* start Source excerpt *

From: Johannes Schunter, posted on 2015/04/19

"Dear all,

I would be glad for any experiences on how you measure the impact of knowledge products and publications produced by your organization?

Obviously, mere downloads don't tell us much, when what we actually want to measure is our partners' use of knowledge generated by the organization, and the extent to which that knowledge is supporting and influencing policies and decision making by partners.

Citations (e.g. via Google Scholar) don't help much either, as our publications are not really meant to be academically cited, but rather support governments and partners.

Thankful for any ideas!



All replies in full are available in the discussion page. Contributions received with thanks from:

Johannes Schunter
Daan Boom
Kishor Pradhan
Christian Kreutz
Nancy White
Jaap Pels
Pete Cranston
Serafin Talisayon
Ewen Le Borgne
Riff Fullan
Eva Schiffer
Simon Hearn
Ian Thorpe

Related Discussions

Summary of Contributions

  • Daan Boom referred to the World Bank which in its 2014 study ”Which World Bank Reports Are Widely Read?” uses citation count via Google Scholar, since it includes not only journal articles, conference proceedings, and other academic reports but also books, working papers, and business and government reports, as well as non-scholarly citations of articles. However, the World Bank acknowledges that using Google Scholar is not without problems. World Bank documents are not necessarily meant to be academically cited, Google Scholar sometimes does not detect false positives or double-counting, it does not have a large coverage of older, pre-digital publications, and some publications might just not be included in the Google Scholar database. Still, the World Bank considers citations via Google Scholar to be one useful component for measuring performance of publications. Daan also pointed to the Asian Development Bank which in their Special Evaluation Study “Knowledge Products and Services: Building a Stronger Knowledge Institution” explains that while tracking visitors and downloads of publications on its website, the ADB used among its quantitative measures also citation counts of publications using the Social Sciences Citation Index, and even compares them to citation benchmarks of other organizations.

* end Source excerpt *
* start Excerpted data *

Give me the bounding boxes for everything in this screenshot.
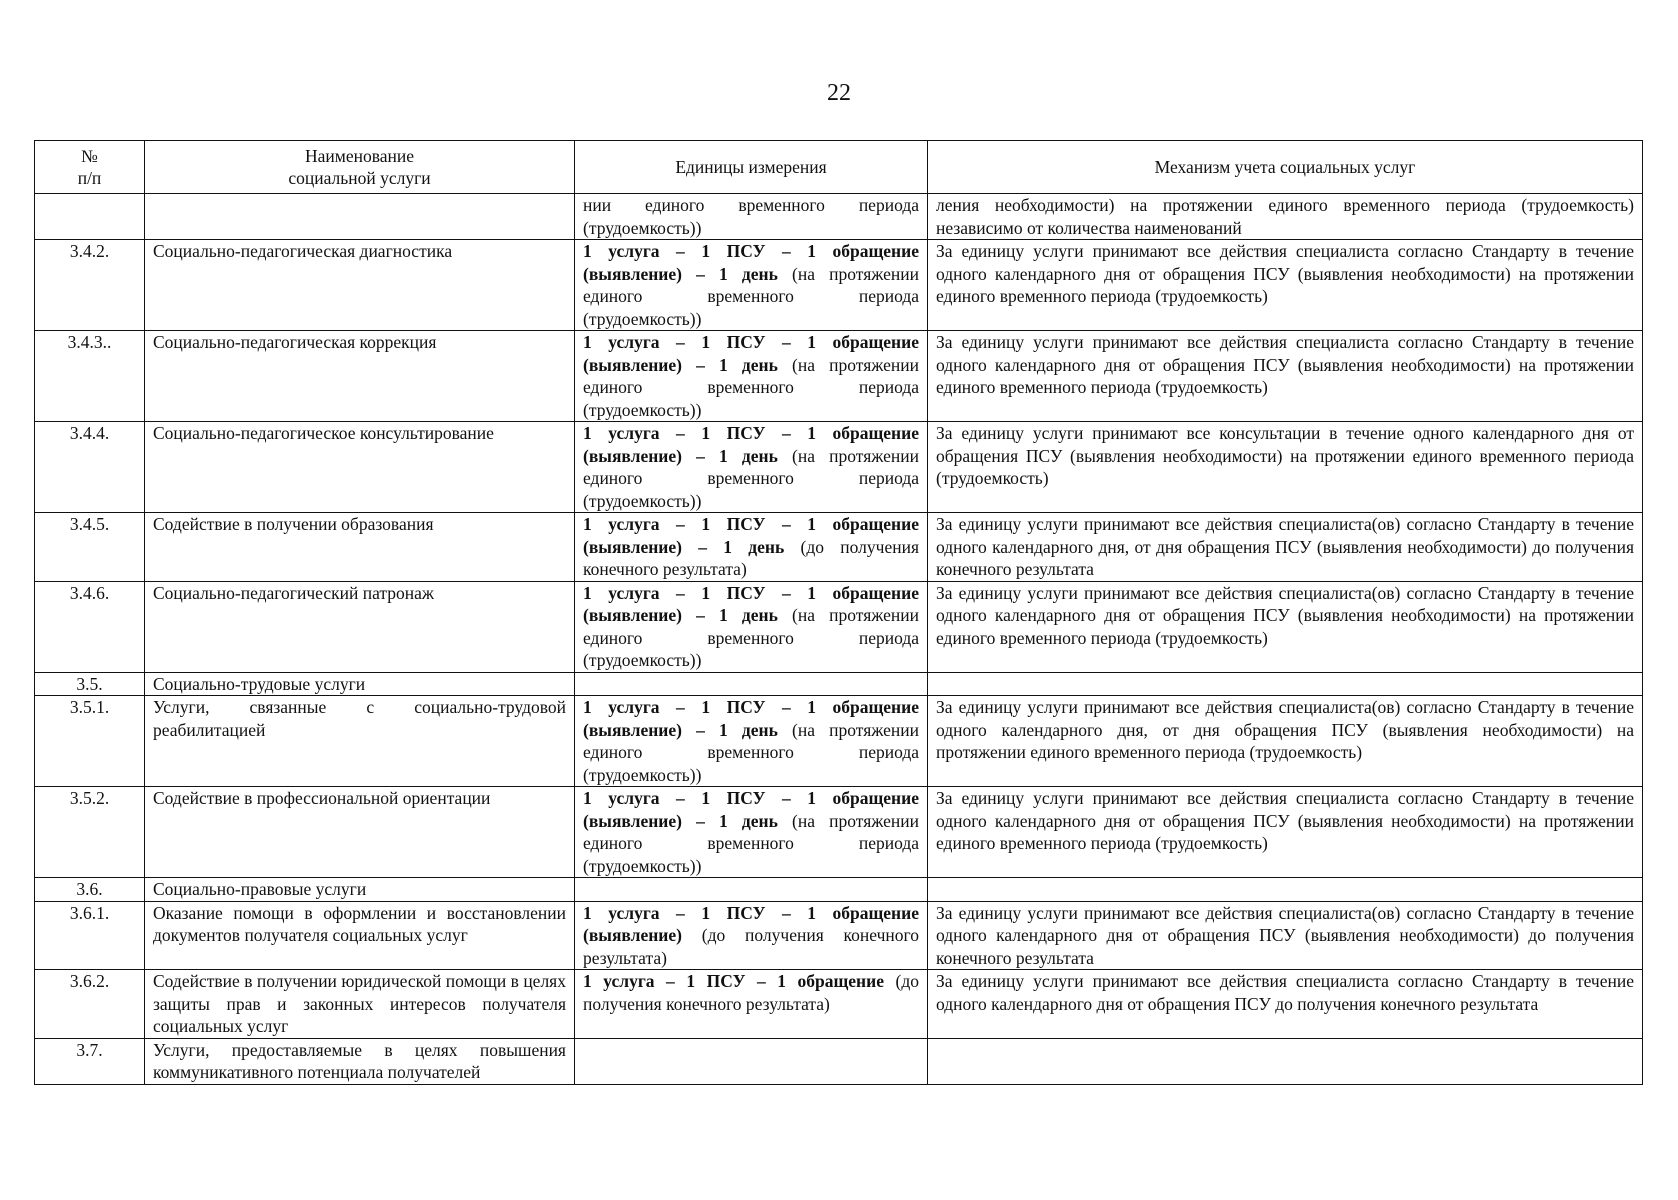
- service-name: Социально-педагогическая коррекция: [145, 331, 575, 422]
- table-row: [35, 422, 1643, 513]
- accounting-mechanism: ления необходимости) на протяжении единого временного периода (трудоемкость) независимо от количества наименований: [928, 194, 1643, 240]
- unit-of-measure: [575, 331, 928, 422]
- service-name: Услуги, предоставляемые в целях повышения коммуникативного потенциала получателей: [145, 1038, 575, 1084]
- accounting-mechanism: [928, 878, 1643, 902]
- table-row: [35, 672, 1643, 696]
- table-body: [35, 194, 1643, 1085]
- service-name: Социально-педагогическое консультирование: [145, 422, 575, 513]
- unit-bold-part: 1 услуга – 1 ПСУ – 1 обращение (выявление) – 1 день: [583, 697, 919, 740]
- unit-of-measure: [575, 787, 928, 878]
- accounting-mechanism: За единицу услуги принимают все консультации в течение одного календарного дня от обращения ПСУ (выявления необходимости) на протяжении единого временного периода (трудоемкость): [928, 422, 1643, 513]
- row-number: [35, 194, 145, 240]
- unit-of-measure: [575, 878, 928, 902]
- table-header: [35, 141, 1643, 194]
- unit-of-measure: [575, 422, 928, 513]
- table-row: [35, 787, 1643, 878]
- service-name: Социально-педагогический патронаж: [145, 581, 575, 672]
- service-name: Социально-правовые услуги: [145, 878, 575, 902]
- table-row: [35, 901, 1643, 970]
- accounting-mechanism: [928, 1038, 1643, 1084]
- row-number: 3.5.2.: [35, 787, 145, 878]
- unit-rest-part: (на протяжении единого временного периода (трудоемкость)): [583, 354, 919, 420]
- unit-of-measure: [575, 240, 928, 331]
- unit-rest-part: (на протяжении единого временного периода (трудоемкость)): [583, 445, 919, 511]
- unit-rest-part: (на протяжении единого временного периода (трудоемкость)): [583, 605, 919, 670]
- unit-rest-part: (до получения конечного результата): [583, 971, 919, 1014]
- accounting-mechanism: За единицу услуги принимают все действия специалиста(ов) согласно Стандарту в течение одного календарного дня, от дня обращения ПСУ (выявления необходимости) до получения конечного результата: [928, 513, 1643, 582]
- accounting-mechanism: За единицу услуги принимают все действия специалиста согласно Стандарту в течение одного календарного дня от обращения ПСУ (выявления необходимости) на протяжении единого временного периода (трудоемкость): [928, 787, 1643, 878]
- table-row: [35, 970, 1643, 1039]
- accounting-mechanism: За единицу услуги принимают все действия специалиста(ов) согласно Стандарту в течение одного календарного дня от обращения ПСУ (выявления необходимости) на протяжении единого временного периода (трудоемкость): [928, 581, 1643, 672]
- row-number: 3.4.4.: [35, 422, 145, 513]
- unit-bold-part: 1 услуга – 1 ПСУ – 1 обращение (выявление): [583, 902, 919, 945]
- unit-bold-part: 1 услуга – 1 ПСУ – 1 обращение (выявление) – 1 день: [583, 423, 919, 466]
- unit-of-measure: [575, 970, 928, 1039]
- row-number: 3.7.: [35, 1038, 145, 1084]
- unit-rest-part: нии единого временного периода (трудоемкость)): [583, 195, 919, 238]
- row-number: 3.6.: [35, 878, 145, 902]
- service-name: Содействие в получении юридической помощи в целях защиты прав и законных интересов получателя социальных услуг: [145, 970, 575, 1039]
- unit-bold-part: 1 услуга – 1 ПСУ – 1 обращение (выявление) – 1 день: [583, 788, 919, 831]
- unit-of-measure: [575, 672, 928, 696]
- header-name: Наименование социальной услуги: [145, 141, 575, 194]
- services-table: [34, 140, 1643, 1085]
- table-row: [35, 194, 1643, 240]
- unit-bold-part: 1 услуга – 1 ПСУ – 1 обращение: [583, 971, 884, 991]
- accounting-mechanism: За единицу услуги принимают все действия специалиста согласно Стандарту в течение одного календарного дня от обращения ПСУ до получения конечного результата: [928, 970, 1643, 1039]
- unit-of-measure: [575, 581, 928, 672]
- unit-of-measure: [575, 901, 928, 970]
- row-number: 3.6.1.: [35, 901, 145, 970]
- header-unit: Единицы измерения: [575, 141, 928, 194]
- unit-rest-part: (на протяжении единого временного периода (трудоемкость)): [583, 719, 919, 785]
- table-row: [35, 696, 1643, 787]
- accounting-mechanism: За единицу услуги принимают все действия специалиста(ов) согласно Стандарту в течение одного календарного дня от обращения ПСУ (выявления необходимости) до получения конечного результата: [928, 901, 1643, 970]
- unit-of-measure: [575, 1038, 928, 1084]
- accounting-mechanism: За единицу услуги принимают все действия специалиста согласно Стандарту в течение одного календарного дня от обращения ПСУ (выявления необходимости) на протяжении единого временного периода (трудоемкость): [928, 331, 1643, 422]
- table-row: [35, 581, 1643, 672]
- page-number: 22: [827, 80, 851, 106]
- unit-bold-part: 1 услуга – 1 ПСУ – 1 обращение (выявление) – 1 день: [583, 514, 919, 557]
- unit-bold-part: 1 услуга – 1 ПСУ – 1 обращение (выявление) – 1 день: [583, 241, 919, 284]
- header-num: № п/п: [35, 141, 145, 194]
- table-row: [35, 513, 1643, 582]
- service-name: Оказание помощи в оформлении и восстановлении документов получателя социальных услуг: [145, 901, 575, 970]
- table-row: [35, 240, 1643, 331]
- accounting-mechanism: За единицу услуги принимают все действия специалиста(ов) согласно Стандарту в течение одного календарного дня, от дня обращения ПСУ (выявления необходимости) на протяжении единого временного периода (трудоемкость): [928, 696, 1643, 787]
- unit-rest-part: (до получения конечного результата): [583, 536, 919, 579]
- unit-bold-part: 1 услуга – 1 ПСУ – 1 обращение (выявление) – 1 день: [583, 332, 919, 375]
- unit-of-measure: [575, 696, 928, 787]
- row-number: 3.4.2.: [35, 240, 145, 331]
- table-row: [35, 1038, 1643, 1084]
- unit-of-measure: [575, 513, 928, 582]
- service-name: Содействие в профессиональной ориентации: [145, 787, 575, 878]
- accounting-mechanism: За единицу услуги принимают все действия специалиста согласно Стандарту в течение одного календарного дня от обращения ПСУ (выявления необходимости) на протяжении единого временного периода (трудоемкость): [928, 240, 1643, 331]
- header-mechanism: Механизм учета социальных услуг: [928, 141, 1643, 194]
- service-name: Социально-трудовые услуги: [145, 672, 575, 696]
- unit-of-measure: [575, 194, 928, 240]
- unit-rest-part: (на протяжении единого временного периода (трудоемкость)): [583, 810, 919, 876]
- header-row: [35, 141, 1643, 194]
- row-number: 3.4.5.: [35, 513, 145, 582]
- row-number: 3.5.1.: [35, 696, 145, 787]
- unit-rest-part: (на протяжении единого временного периода (трудоемкость)): [583, 263, 919, 329]
- row-number: 3.6.2.: [35, 970, 145, 1039]
- service-name: Содействие в получении образования: [145, 513, 575, 582]
- row-number: 3.4.6.: [35, 581, 145, 672]
- service-name: Услуги, связанные с социально-трудовой реабилитацией: [145, 696, 575, 787]
- unit-rest-part: (до получения конечного результата): [583, 925, 919, 968]
- service-name: Социально-педагогическая диагностика: [145, 240, 575, 331]
- accounting-mechanism: [928, 672, 1643, 696]
- unit-bold-part: 1 услуга – 1 ПСУ – 1 обращение (выявление) – 1 день: [583, 582, 919, 625]
- service-name: [145, 194, 575, 240]
- table-row: [35, 878, 1643, 902]
- row-number: 3.5.: [35, 672, 145, 696]
- row-number: 3.4.3..: [35, 331, 145, 422]
- table-row: [35, 331, 1643, 422]
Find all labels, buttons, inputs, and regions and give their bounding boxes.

* end Excerpted data *

Problem statement »
Rewrite the passage of the forum post that begins with the words "I would be glad" and ends after "for any ideas!", putting "page views" wherever "downloads" appears.

Full output »
I would be glad for any experiences on how you measure the impact of knowledge products and publications produced by your organization?

Obviously, mere page views don't tell us much, when what we actually want to measure is our partners' use of knowledge generated by the organization, and the extent to which that knowledge is supporting and influencing policies and decision making by partners.

Citations (e.g. via Google Scholar) don't help much either, as our publications are not really meant to be academically cited, but rather support governments and partners.

Thankful for any ideas!